- _Entries shown_

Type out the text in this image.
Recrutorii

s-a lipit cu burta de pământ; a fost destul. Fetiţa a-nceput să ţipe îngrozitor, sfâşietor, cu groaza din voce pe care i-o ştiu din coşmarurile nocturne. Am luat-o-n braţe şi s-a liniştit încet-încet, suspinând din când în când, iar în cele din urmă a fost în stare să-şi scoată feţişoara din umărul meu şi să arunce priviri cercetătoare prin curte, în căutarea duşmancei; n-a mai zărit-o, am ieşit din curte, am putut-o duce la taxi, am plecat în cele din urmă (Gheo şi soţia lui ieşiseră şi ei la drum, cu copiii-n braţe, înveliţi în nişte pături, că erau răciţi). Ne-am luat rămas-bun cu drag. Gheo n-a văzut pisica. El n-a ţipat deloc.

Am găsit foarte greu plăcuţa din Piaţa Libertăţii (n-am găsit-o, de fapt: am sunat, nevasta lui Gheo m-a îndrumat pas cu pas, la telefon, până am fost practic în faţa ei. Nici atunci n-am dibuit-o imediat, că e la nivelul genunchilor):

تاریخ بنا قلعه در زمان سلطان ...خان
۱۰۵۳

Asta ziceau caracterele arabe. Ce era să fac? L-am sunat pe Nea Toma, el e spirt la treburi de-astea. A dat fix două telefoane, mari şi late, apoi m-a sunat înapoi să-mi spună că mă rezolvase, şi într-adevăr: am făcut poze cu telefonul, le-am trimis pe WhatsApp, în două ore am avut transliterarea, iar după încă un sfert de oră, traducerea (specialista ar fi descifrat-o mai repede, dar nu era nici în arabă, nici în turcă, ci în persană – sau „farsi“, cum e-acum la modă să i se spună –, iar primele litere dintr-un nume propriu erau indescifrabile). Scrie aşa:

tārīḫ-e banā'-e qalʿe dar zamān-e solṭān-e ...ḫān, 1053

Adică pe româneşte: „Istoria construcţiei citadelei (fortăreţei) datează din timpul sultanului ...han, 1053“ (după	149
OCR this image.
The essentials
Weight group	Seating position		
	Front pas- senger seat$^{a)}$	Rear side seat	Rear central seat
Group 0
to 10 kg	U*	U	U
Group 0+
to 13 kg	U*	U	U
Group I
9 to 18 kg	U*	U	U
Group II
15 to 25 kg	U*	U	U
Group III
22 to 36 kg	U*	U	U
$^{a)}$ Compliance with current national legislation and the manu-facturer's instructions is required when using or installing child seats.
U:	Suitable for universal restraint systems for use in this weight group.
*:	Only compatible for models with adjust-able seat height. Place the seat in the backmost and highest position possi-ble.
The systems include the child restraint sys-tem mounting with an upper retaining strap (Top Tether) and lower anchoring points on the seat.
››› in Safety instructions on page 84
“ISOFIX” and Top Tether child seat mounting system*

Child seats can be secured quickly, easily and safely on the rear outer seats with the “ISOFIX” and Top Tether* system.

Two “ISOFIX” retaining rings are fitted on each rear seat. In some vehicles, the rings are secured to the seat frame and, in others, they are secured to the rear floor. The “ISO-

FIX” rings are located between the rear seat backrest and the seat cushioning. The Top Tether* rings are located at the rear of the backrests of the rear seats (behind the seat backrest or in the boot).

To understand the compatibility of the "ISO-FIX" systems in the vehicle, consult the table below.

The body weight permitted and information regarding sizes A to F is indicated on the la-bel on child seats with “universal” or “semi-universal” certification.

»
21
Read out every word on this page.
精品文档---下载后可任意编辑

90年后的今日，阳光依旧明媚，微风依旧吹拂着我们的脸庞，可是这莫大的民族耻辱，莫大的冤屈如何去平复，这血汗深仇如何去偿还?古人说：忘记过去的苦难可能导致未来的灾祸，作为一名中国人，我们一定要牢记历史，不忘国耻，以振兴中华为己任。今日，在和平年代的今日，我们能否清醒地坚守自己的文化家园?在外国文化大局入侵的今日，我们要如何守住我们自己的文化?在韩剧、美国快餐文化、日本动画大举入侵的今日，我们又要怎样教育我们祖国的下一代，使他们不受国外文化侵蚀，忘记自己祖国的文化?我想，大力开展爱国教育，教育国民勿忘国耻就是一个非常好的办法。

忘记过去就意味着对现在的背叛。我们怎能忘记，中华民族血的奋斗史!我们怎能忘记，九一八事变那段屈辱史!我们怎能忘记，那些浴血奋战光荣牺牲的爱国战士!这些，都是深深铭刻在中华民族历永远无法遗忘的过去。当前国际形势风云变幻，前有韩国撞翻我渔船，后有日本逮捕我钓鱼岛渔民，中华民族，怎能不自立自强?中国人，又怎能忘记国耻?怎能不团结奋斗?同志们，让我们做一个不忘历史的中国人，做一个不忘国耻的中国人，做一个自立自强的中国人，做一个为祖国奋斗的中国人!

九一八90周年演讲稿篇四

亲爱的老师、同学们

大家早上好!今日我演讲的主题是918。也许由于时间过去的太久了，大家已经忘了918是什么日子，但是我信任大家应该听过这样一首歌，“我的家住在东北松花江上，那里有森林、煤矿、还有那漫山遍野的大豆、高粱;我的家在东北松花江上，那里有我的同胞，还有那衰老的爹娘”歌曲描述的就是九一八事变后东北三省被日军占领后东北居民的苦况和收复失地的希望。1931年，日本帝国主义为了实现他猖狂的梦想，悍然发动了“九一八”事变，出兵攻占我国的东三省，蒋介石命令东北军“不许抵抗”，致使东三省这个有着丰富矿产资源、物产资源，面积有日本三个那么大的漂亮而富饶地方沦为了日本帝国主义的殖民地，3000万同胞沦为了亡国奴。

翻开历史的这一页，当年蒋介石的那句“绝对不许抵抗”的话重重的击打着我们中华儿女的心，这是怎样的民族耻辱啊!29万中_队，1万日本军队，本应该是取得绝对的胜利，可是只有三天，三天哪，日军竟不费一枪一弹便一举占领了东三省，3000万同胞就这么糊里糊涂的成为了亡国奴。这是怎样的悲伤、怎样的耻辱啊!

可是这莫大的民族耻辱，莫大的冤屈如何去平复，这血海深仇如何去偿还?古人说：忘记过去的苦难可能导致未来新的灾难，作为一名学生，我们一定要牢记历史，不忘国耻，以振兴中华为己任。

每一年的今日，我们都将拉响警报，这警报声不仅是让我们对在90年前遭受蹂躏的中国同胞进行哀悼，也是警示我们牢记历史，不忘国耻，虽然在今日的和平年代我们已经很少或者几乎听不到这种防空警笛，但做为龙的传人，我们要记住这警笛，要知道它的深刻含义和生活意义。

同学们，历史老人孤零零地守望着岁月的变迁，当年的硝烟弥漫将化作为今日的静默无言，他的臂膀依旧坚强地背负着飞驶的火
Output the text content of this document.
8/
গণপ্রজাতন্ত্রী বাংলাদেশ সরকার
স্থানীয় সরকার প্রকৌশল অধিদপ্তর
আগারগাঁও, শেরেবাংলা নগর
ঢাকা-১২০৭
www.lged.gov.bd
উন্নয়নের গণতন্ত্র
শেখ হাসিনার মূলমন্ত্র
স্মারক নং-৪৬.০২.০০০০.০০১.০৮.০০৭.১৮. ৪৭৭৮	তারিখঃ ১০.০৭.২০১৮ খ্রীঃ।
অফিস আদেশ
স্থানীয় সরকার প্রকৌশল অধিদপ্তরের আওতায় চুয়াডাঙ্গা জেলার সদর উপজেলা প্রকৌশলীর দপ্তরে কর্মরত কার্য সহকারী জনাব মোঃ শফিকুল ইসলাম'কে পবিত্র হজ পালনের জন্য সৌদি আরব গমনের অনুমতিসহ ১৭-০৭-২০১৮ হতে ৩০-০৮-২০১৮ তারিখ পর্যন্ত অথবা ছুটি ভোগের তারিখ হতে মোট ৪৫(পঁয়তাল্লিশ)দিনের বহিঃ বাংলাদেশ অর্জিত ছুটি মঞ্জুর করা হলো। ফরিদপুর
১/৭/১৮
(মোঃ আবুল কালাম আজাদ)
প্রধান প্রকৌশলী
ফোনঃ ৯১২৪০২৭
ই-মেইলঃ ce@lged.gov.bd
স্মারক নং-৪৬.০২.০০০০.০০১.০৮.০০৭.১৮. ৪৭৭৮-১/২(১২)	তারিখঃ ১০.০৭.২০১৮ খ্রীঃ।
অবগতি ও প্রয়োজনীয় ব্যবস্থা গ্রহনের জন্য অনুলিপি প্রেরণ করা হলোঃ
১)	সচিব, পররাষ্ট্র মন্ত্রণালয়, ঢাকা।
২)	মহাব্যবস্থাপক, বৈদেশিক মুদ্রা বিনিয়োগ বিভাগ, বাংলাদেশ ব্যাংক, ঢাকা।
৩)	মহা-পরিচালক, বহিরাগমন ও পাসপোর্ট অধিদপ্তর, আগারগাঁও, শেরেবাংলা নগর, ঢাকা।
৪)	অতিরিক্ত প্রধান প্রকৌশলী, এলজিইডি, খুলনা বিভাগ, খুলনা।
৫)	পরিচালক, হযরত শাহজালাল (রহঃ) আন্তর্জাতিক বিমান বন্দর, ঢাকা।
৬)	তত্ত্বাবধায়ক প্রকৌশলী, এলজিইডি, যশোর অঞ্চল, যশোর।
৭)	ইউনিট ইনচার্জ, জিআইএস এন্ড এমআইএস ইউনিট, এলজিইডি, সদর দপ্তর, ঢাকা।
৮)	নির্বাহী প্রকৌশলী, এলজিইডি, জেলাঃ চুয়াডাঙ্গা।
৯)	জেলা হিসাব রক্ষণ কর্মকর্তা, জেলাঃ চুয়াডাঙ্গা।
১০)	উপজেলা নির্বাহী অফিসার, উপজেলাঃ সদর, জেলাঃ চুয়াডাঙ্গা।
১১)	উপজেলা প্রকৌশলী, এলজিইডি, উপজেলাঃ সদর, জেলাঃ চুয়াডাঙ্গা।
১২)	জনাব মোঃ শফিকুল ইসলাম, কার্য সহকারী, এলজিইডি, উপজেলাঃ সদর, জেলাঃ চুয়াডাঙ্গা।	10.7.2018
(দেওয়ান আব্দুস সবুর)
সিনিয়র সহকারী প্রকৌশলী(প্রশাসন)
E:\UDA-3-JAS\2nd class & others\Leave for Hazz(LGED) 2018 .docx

- _Your goal_
The string "systems" may appear in lines of the listing above; tally those lines and give the number only.

- _The completed task_
3